▸ **GIVEN REQUEST**:
Copy the records below exactly, omitting any pictures they contain.

--- Begin DATA RECORDS ---

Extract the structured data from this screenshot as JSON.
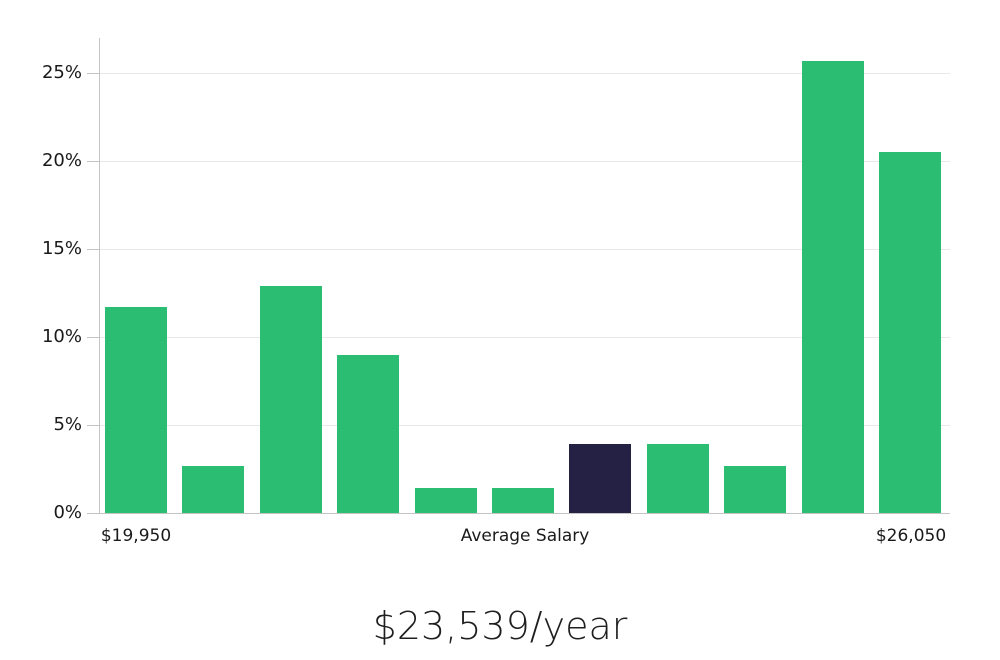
{
  "chart_data": {
    "type": "bar",
    "title": "$23,539/year",
    "xlabel": "",
    "ylabel": "",
    "ylim": [
      0,
      27
    ],
    "grid": true,
    "y_ticks": [
      {
        "value": 0,
        "label": "0%"
      },
      {
        "value": 5,
        "label": "5%"
      },
      {
        "value": 10,
        "label": "10%"
      },
      {
        "value": 15,
        "label": "15%"
      },
      {
        "value": 20,
        "label": "20%"
      },
      {
        "value": 25,
        "label": "25%"
      }
    ],
    "x_axis_labels": [
      "$19,950",
      "Average Salary",
      "$26,050"
    ],
    "values": [
      11.7,
      2.7,
      12.9,
      9.0,
      1.4,
      1.4,
      3.9,
      3.9,
      2.7,
      25.7,
      20.5
    ],
    "highlight_index": 6,
    "colors": {
      "bar": "#2bbd72",
      "highlight_bar": "#252144",
      "gridline": "#e8e8e8",
      "axis": "#c4c4c4",
      "tick_label": "#1a1a1a",
      "title": "#1f1f1f"
    }
  }
}
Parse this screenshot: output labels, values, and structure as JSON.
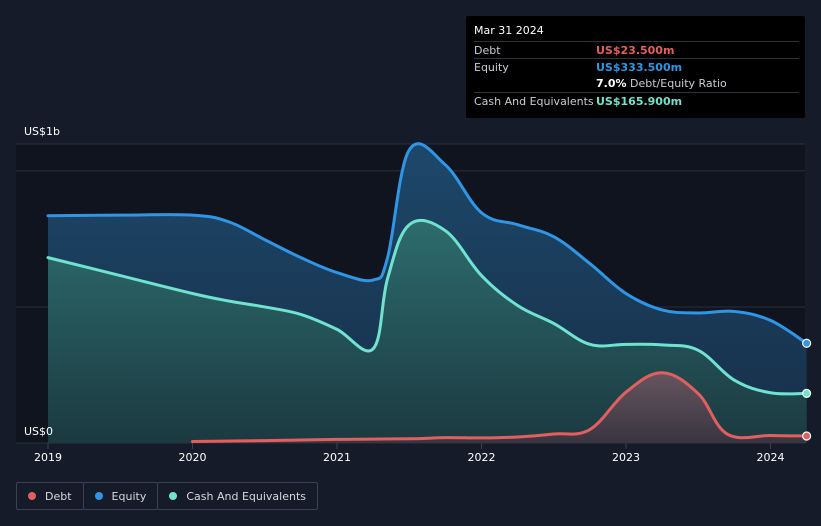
{
  "colors": {
    "debt": "#e35f5f",
    "equity": "#2f96e6",
    "cash": "#6fe3cf",
    "background": "#151b29",
    "plot_background": "#0f141f",
    "grid": "#2a303b"
  },
  "tooltip": {
    "date": "Mar 31 2024",
    "rows": {
      "debt": {
        "label": "Debt",
        "value": "US$23.500m"
      },
      "equity": {
        "label": "Equity",
        "value": "US$333.500m"
      },
      "ratio": {
        "value": "7.0%",
        "label": "Debt/Equity Ratio"
      },
      "cash": {
        "label": "Cash And Equivalents",
        "value": "US$165.900m"
      }
    }
  },
  "legend": {
    "debt": "Debt",
    "equity": "Equity",
    "cash": "Cash And Equivalents"
  },
  "chart_data": {
    "type": "area",
    "xlim": [
      2019.0,
      2024.25
    ],
    "ylim": [
      0,
      1000
    ],
    "y_axis_labels": {
      "top": "US$1b",
      "bottom": "US$0"
    },
    "x_ticks": [
      {
        "value": 2019,
        "label": "2019"
      },
      {
        "value": 2020,
        "label": "2020"
      },
      {
        "value": 2021,
        "label": "2021"
      },
      {
        "value": 2022,
        "label": "2022"
      },
      {
        "value": 2023,
        "label": "2023"
      },
      {
        "value": 2024,
        "label": "2024"
      }
    ],
    "grid": true,
    "legend_placement": "bottom-left",
    "series": [
      {
        "key": "equity",
        "name": "Equity",
        "x": [
          2019.0,
          2019.5,
          2020.0,
          2020.25,
          2020.5,
          2020.75,
          2021.0,
          2021.25,
          2021.35,
          2021.5,
          2021.75,
          2022.0,
          2022.25,
          2022.5,
          2022.75,
          2023.0,
          2023.25,
          2023.5,
          2023.75,
          2024.0,
          2024.25
        ],
        "y": [
          760,
          762,
          762,
          740,
          680,
          620,
          570,
          545,
          620,
          980,
          930,
          770,
          730,
          690,
          600,
          500,
          445,
          435,
          440,
          410,
          333.5
        ]
      },
      {
        "key": "cash",
        "name": "Cash And Equivalents",
        "x": [
          2019.0,
          2019.5,
          2020.0,
          2020.25,
          2020.5,
          2020.75,
          2021.0,
          2021.25,
          2021.35,
          2021.5,
          2021.75,
          2022.0,
          2022.25,
          2022.5,
          2022.75,
          2023.0,
          2023.25,
          2023.5,
          2023.75,
          2024.0,
          2024.25
        ],
        "y": [
          620,
          560,
          500,
          475,
          455,
          430,
          380,
          315,
          550,
          730,
          710,
          560,
          460,
          400,
          330,
          330,
          328,
          310,
          210,
          168,
          165.9
        ]
      },
      {
        "key": "debt",
        "name": "Debt",
        "x": [
          2020.0,
          2020.5,
          2021.0,
          2021.5,
          2021.75,
          2022.0,
          2022.25,
          2022.5,
          2022.75,
          2023.0,
          2023.25,
          2023.5,
          2023.7,
          2024.0,
          2024.25
        ],
        "y": [
          5,
          8,
          12,
          14,
          18,
          17,
          20,
          30,
          45,
          170,
          235,
          165,
          30,
          25,
          23.5
        ]
      }
    ]
  }
}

--- End DATA RECORDS ---

▸ **ANSWER FOR THIS EXERCISE**:
Extract the structured data from this screenshot as JSON.
{
  "chart_data": {
    "type": "bar",
    "title": "$23,539/year",
    "xlabel": "",
    "ylabel": "",
    "ylim": [
      0,
      27
    ],
    "grid": true,
    "y_ticks": [
      {
        "value": 0,
        "label": "0%"
      },
      {
        "value": 5,
        "label": "5%"
      },
      {
        "value": 10,
        "label": "10%"
      },
      {
        "value": 15,
        "label": "15%"
      },
      {
        "value": 20,
        "label": "20%"
      },
      {
        "value": 25,
        "label": "25%"
      }
    ],
    "x_axis_labels": [
      "$19,950",
      "Average Salary",
      "$26,050"
    ],
    "values": [
      11.7,
      2.7,
      12.9,
      9.0,
      1.4,
      1.4,
      3.9,
      3.9,
      2.7,
      25.7,
      20.5
    ],
    "highlight_index": 6,
    "colors": {
      "bar": "#2bbd72",
      "highlight_bar": "#252144",
      "gridline": "#e8e8e8",
      "axis": "#c4c4c4",
      "tick_label": "#1a1a1a",
      "title": "#1f1f1f"
    }
  }
}
Parse this screenshot: output labels, values, and structure as JSON.
{
  "colors": {
    "debt": "#e35f5f",
    "equity": "#2f96e6",
    "cash": "#6fe3cf",
    "background": "#151b29",
    "plot_background": "#0f141f",
    "grid": "#2a303b"
  },
  "tooltip": {
    "date": "Mar 31 2024",
    "rows": {
      "debt": {
        "label": "Debt",
        "value": "US$23.500m"
      },
      "equity": {
        "label": "Equity",
        "value": "US$333.500m"
      },
      "ratio": {
        "value": "7.0%",
        "label": "Debt/Equity Ratio"
      },
      "cash": {
        "label": "Cash And Equivalents",
        "value": "US$165.900m"
      }
    }
  },
  "legend": {
    "debt": "Debt",
    "equity": "Equity",
    "cash": "Cash And Equivalents"
  },
  "chart_data": {
    "type": "area",
    "xlim": [
      2019.0,
      2024.25
    ],
    "ylim": [
      0,
      1000
    ],
    "y_axis_labels": {
      "top": "US$1b",
      "bottom": "US$0"
    },
    "x_ticks": [
      {
        "value": 2019,
        "label": "2019"
      },
      {
        "value": 2020,
        "label": "2020"
      },
      {
        "value": 2021,
        "label": "2021"
      },
      {
        "value": 2022,
        "label": "2022"
      },
      {
        "value": 2023,
        "label": "2023"
      },
      {
        "value": 2024,
        "label": "2024"
      }
    ],
    "grid": true,
    "legend_placement": "bottom-left",
    "series": [
      {
        "key": "equity",
        "name": "Equity",
        "x": [
          2019.0,
          2019.5,
          2020.0,
          2020.25,
          2020.5,
          2020.75,
          2021.0,
          2021.25,
          2021.35,
          2021.5,
          2021.75,
          2022.0,
          2022.25,
          2022.5,
          2022.75,
          2023.0,
          2023.25,
          2023.5,
          2023.75,
          2024.0,
          2024.25
        ],
        "y": [
          760,
          762,
          762,
          740,
          680,
          620,
          570,
          545,
          620,
          980,
          930,
          770,
          730,
          690,
          600,
          500,
          445,
          435,
          440,
          410,
          333.5
        ]
      },
      {
        "key": "cash",
        "name": "Cash And Equivalents",
        "x": [
          2019.0,
          2019.5,
          2020.0,
          2020.25,
          2020.5,
          2020.75,
          2021.0,
          2021.25,
          2021.35,
          2021.5,
          2021.75,
          2022.0,
          2022.25,
          2022.5,
          2022.75,
          2023.0,
          2023.25,
          2023.5,
          2023.75,
          2024.0,
          2024.25
        ],
        "y": [
          620,
          560,
          500,
          475,
          455,
          430,
          380,
          315,
          550,
          730,
          710,
          560,
          460,
          400,
          330,
          330,
          328,
          310,
          210,
          168,
          165.9
        ]
      },
      {
        "key": "debt",
        "name": "Debt",
        "x": [
          2020.0,
          2020.5,
          2021.0,
          2021.5,
          2021.75,
          2022.0,
          2022.25,
          2022.5,
          2022.75,
          2023.0,
          2023.25,
          2023.5,
          2023.7,
          2024.0,
          2024.25
        ],
        "y": [
          5,
          8,
          12,
          14,
          18,
          17,
          20,
          30,
          45,
          170,
          235,
          165,
          30,
          25,
          23.5
        ]
      }
    ]
  }
}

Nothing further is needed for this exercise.